Give only the number of lines that include the string "النفاذية".

___ RECORDS FOR PROCESSING

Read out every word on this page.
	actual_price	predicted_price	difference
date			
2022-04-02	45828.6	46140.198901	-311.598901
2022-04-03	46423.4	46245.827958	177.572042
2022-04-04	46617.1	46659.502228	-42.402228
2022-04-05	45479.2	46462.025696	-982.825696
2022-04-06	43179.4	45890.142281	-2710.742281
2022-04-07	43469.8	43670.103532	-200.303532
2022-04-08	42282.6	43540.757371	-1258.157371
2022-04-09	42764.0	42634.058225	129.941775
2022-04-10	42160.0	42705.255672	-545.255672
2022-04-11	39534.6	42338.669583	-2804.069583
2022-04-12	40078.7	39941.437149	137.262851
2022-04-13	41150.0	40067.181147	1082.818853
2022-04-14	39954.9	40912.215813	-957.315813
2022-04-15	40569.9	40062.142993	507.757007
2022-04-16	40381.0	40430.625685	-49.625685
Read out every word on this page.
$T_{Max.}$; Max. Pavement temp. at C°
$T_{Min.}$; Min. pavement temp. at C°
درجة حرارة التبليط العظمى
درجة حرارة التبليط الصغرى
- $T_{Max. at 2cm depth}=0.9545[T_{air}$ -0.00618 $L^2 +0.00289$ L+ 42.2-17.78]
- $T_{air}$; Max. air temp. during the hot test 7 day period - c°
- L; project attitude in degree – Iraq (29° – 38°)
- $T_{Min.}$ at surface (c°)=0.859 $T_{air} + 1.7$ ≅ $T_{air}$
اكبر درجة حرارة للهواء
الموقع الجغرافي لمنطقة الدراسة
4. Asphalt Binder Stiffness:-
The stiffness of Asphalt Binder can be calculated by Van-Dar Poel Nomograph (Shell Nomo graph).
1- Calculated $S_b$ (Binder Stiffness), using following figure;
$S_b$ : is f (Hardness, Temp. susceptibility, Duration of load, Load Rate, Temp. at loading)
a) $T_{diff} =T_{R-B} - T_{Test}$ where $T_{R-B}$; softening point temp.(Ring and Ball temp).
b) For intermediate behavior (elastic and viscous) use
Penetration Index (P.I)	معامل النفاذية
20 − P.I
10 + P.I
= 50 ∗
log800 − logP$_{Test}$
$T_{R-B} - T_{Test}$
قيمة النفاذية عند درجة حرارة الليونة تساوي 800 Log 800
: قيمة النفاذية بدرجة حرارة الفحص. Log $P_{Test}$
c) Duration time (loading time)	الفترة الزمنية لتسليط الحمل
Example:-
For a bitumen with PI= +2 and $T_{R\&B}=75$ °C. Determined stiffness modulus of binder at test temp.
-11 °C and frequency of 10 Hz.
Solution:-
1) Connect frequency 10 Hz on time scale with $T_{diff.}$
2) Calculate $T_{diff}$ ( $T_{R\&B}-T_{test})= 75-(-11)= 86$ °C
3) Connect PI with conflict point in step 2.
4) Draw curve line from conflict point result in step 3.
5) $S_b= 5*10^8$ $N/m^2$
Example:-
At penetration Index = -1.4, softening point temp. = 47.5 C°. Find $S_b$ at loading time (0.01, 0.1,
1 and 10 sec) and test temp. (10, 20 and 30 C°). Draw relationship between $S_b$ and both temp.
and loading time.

______

• SOLUTION TO THE EXERCISE
3